Reproduce the records below in full and exactly, without their images.

**GIVEN DATA:**

# # # #

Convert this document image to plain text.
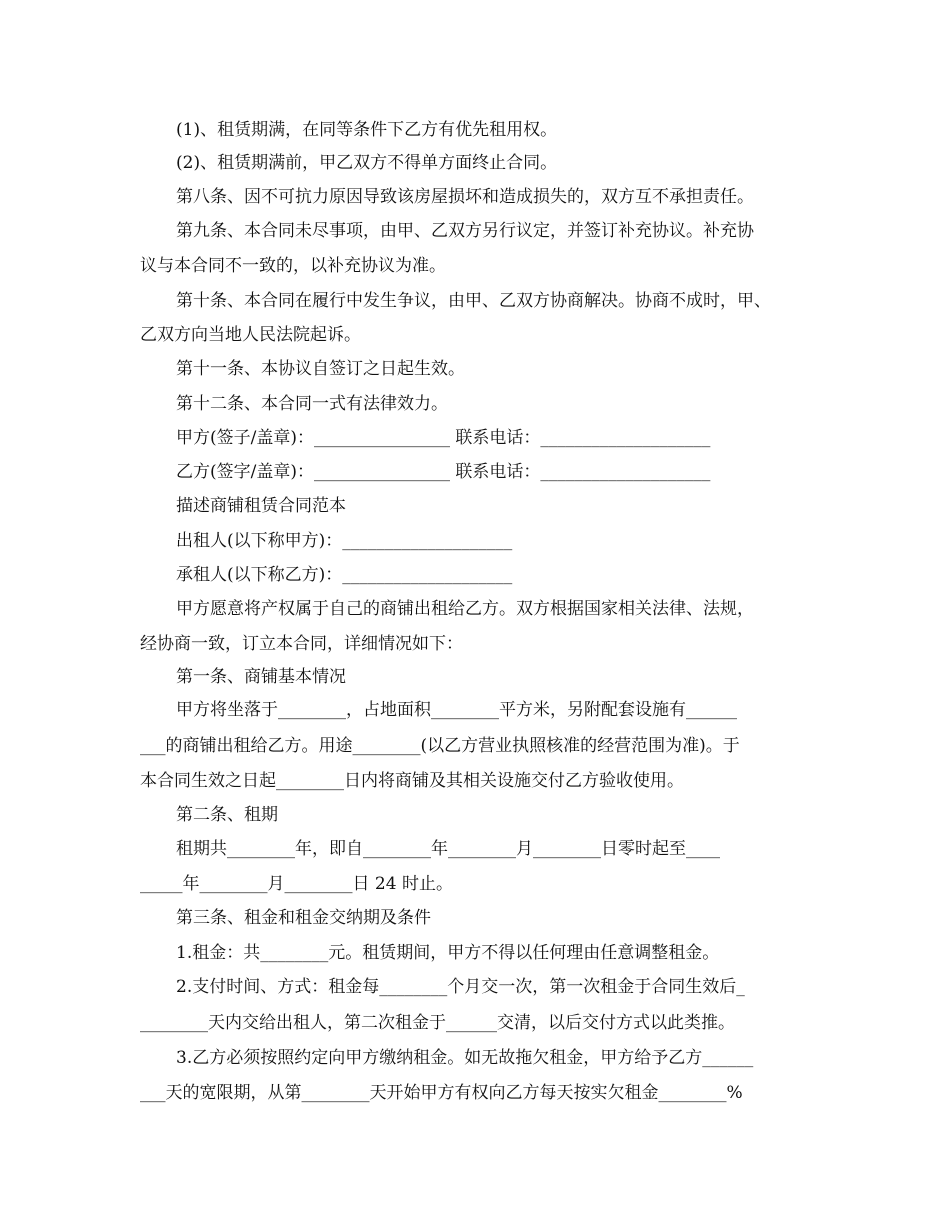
(1)、租赁期满，在同等条件下乙方有优先租用权。
(2)、租赁期满前，甲乙双方不得单方面终止合同。
第八条、因不可抗力原因导致该房屋损坏和造成损失的，双方互不承担责任。
第九条、本合同未尽事项，由甲、乙双方另行议定，并签订补充协议。补充协
议与本合同不一致的，以补充协议为准。
第十条、本合同在履行中发生争议，由甲、乙双方协商解决。协商不成时，甲、
乙双方向当地人民法院起诉。
第十一条、本协议自签订之日起生效。
第十二条、本合同一式有法律效力。
甲方(签子/盖章)：________________ 联系电话：____________________
乙方(签字/盖章)：________________ 联系电话：____________________
描述商铺租赁合同范本
出租人(以下称甲方)：____________________
承租人(以下称乙方)：____________________
甲方愿意将产权属于自己的商铺出租给乙方。双方根据国家相关法律、法规，
经协商一致，订立本合同，详细情况如下：
第一条、商铺基本情况
甲方将坐落于________，占地面积________平方米，另附配套设施有______
___的商铺出租给乙方。用途________(以乙方营业执照核准的经营范围为准)。于
本合同生效之日起________日内将商铺及其相关设施交付乙方验收使用。
第二条、租期
租期共________年，即自________年________月________日零时起至____
_____年________月________日 24 时止。
第三条、租金和租金交纳期及条件
1.租金：共________元。租赁期间，甲方不得以任何理由任意调整租金。
2.支付时间、方式：租金每________个月交一次，第一次租金于合同生效后_
________天内交给出租人，第二次租金于______交清，以后交付方式以此类推。
3.乙方必须按照约定向甲方缴纳租金。如无故拖欠租金，甲方给予乙方______
___天的宽限期，从第________天开始甲方有权向乙方每天按实欠租金________%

# # # #

**RESULT:**
Convert this document image to plain text.
(1)、租赁期满，在同等条件下乙方有优先租用权。
(2)、租赁期满前，甲乙双方不得单方面终止合同。
第八条、因不可抗力原因导致该房屋损坏和造成损失的，双方互不承担责任。
第九条、本合同未尽事项，由甲、乙双方另行议定，并签订补充协议。补充协
议与本合同不一致的，以补充协议为准。
第十条、本合同在履行中发生争议，由甲、乙双方协商解决。协商不成时，甲、
乙双方向当地人民法院起诉。
第十一条、本协议自签订之日起生效。
第十二条、本合同一式有法律效力。
甲方(签子/盖章)：________________ 联系电话：____________________
乙方(签字/盖章)：________________ 联系电话：____________________
描述商铺租赁合同范本
出租人(以下称甲方)：____________________
承租人(以下称乙方)：____________________
甲方愿意将产权属于自己的商铺出租给乙方。双方根据国家相关法律、法规，
经协商一致，订立本合同，详细情况如下：
第一条、商铺基本情况
甲方将坐落于________，占地面积________平方米，另附配套设施有______
___的商铺出租给乙方。用途________(以乙方营业执照核准的经营范围为准)。于
本合同生效之日起________日内将商铺及其相关设施交付乙方验收使用。
第二条、租期
租期共________年，即自________年________月________日零时起至____
_____年________月________日 24 时止。
第三条、租金和租金交纳期及条件
1.租金：共________元。租赁期间，甲方不得以任何理由任意调整租金。
2.支付时间、方式：租金每________个月交一次，第一次租金于合同生效后_
________天内交给出租人，第二次租金于______交清，以后交付方式以此类推。
3.乙方必须按照约定向甲方缴纳租金。如无故拖欠租金，甲方给予乙方______
___天的宽限期，从第________天开始甲方有权向乙方每天按实欠租金________%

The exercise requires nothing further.